| Problem statement |
State only the count of lines in the listing below that hold "Trạng".

| Records for the task |
- - - -

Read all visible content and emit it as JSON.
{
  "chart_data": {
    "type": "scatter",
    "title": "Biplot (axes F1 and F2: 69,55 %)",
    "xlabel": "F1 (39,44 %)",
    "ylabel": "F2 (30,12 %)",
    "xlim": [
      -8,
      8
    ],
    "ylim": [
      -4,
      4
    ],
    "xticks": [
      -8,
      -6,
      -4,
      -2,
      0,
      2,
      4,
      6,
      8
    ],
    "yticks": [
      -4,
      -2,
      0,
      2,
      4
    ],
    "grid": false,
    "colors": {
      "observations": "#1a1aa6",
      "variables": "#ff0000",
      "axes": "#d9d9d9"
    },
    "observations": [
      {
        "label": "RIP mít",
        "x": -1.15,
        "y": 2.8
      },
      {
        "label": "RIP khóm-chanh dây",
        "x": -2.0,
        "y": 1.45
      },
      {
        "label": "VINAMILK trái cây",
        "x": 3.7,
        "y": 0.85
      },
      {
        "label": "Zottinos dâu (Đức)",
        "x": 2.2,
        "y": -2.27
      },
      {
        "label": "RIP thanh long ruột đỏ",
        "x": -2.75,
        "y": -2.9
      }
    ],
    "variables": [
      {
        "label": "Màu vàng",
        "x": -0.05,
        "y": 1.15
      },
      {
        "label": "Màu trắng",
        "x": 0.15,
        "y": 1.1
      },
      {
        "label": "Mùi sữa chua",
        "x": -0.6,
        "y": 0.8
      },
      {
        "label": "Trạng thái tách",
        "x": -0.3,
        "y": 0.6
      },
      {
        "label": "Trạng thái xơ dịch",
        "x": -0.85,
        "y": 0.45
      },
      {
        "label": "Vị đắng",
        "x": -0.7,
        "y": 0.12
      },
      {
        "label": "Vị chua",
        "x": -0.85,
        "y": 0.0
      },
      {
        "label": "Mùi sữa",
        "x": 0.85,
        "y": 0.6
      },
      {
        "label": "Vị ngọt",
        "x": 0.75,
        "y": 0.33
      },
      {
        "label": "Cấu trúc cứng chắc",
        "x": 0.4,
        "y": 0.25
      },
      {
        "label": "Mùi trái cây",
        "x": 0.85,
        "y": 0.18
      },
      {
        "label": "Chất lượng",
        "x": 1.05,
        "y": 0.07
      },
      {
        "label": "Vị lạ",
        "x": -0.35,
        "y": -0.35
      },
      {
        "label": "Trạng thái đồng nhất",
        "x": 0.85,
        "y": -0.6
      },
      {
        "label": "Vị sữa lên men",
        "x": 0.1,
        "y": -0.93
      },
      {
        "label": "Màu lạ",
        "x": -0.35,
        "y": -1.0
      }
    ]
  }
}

- - - -

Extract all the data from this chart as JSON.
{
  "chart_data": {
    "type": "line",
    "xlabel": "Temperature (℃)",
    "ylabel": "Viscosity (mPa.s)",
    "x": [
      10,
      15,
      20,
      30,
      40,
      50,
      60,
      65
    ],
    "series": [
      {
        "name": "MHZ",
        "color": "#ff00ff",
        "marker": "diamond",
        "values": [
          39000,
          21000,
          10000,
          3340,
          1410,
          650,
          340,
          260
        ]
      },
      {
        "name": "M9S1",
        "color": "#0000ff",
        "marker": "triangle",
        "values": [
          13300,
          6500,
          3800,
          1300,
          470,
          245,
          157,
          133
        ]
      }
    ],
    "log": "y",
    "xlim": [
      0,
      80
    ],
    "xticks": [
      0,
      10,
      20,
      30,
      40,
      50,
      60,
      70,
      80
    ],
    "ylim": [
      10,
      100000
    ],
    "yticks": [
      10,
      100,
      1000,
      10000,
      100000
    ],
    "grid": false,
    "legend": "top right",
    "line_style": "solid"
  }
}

- - - -

| Solution below |
3